Aim of the task =
Copy the data below exactly.

(Figure dataset records)
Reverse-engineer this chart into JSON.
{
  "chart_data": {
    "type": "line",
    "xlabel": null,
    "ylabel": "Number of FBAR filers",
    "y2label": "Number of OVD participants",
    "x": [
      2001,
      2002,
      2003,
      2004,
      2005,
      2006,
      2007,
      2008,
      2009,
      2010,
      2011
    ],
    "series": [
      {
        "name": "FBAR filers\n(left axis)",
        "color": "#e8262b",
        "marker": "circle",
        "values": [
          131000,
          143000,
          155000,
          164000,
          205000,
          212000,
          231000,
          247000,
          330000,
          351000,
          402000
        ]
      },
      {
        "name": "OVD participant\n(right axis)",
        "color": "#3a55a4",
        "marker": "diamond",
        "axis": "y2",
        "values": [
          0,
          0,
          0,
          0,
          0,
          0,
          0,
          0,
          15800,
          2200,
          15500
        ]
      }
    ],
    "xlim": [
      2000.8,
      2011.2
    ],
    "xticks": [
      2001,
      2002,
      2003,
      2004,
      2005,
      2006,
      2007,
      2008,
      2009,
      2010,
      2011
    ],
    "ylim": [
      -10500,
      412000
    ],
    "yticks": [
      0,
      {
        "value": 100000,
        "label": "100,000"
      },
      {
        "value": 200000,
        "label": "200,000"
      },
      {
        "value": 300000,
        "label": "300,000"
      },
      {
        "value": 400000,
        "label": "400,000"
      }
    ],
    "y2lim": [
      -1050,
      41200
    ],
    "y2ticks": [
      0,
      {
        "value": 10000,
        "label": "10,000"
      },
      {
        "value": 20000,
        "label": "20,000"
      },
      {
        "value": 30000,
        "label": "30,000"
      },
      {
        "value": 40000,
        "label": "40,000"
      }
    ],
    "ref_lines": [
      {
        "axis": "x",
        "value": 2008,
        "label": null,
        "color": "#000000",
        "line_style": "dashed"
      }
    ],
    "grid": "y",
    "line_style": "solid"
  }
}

Reply to the exercise =
Reverse-engineer this chart into JSON.
{
  "chart_data": {
    "type": "line",
    "xlabel": null,
    "ylabel": "Number of FBAR filers",
    "y2label": "Number of OVD participants",
    "x": [
      2001,
      2002,
      2003,
      2004,
      2005,
      2006,
      2007,
      2008,
      2009,
      2010,
      2011
    ],
    "series": [
      {
        "name": "FBAR filers\n(left axis)",
        "color": "#e8262b",
        "marker": "circle",
        "values": [
          131000,
          143000,
          155000,
          164000,
          205000,
          212000,
          231000,
          247000,
          330000,
          351000,
          402000
        ]
      },
      {
        "name": "OVD participant\n(right axis)",
        "color": "#3a55a4",
        "marker": "diamond",
        "axis": "y2",
        "values": [
          0,
          0,
          0,
          0,
          0,
          0,
          0,
          0,
          15800,
          2200,
          15500
        ]
      }
    ],
    "xlim": [
      2000.8,
      2011.2
    ],
    "xticks": [
      2001,
      2002,
      2003,
      2004,
      2005,
      2006,
      2007,
      2008,
      2009,
      2010,
      2011
    ],
    "ylim": [
      -10500,
      412000
    ],
    "yticks": [
      0,
      {
        "value": 100000,
        "label": "100,000"
      },
      {
        "value": 200000,
        "label": "200,000"
      },
      {
        "value": 300000,
        "label": "300,000"
      },
      {
        "value": 400000,
        "label": "400,000"
      }
    ],
    "y2lim": [
      -1050,
      41200
    ],
    "y2ticks": [
      0,
      {
        "value": 10000,
        "label": "10,000"
      },
      {
        "value": 20000,
        "label": "20,000"
      },
      {
        "value": 30000,
        "label": "30,000"
      },
      {
        "value": 40000,
        "label": "40,000"
      }
    ],
    "ref_lines": [
      {
        "axis": "x",
        "value": 2008,
        "label": null,
        "color": "#000000",
        "line_style": "dashed"
      }
    ],
    "grid": "y",
    "line_style": "solid"
  }
}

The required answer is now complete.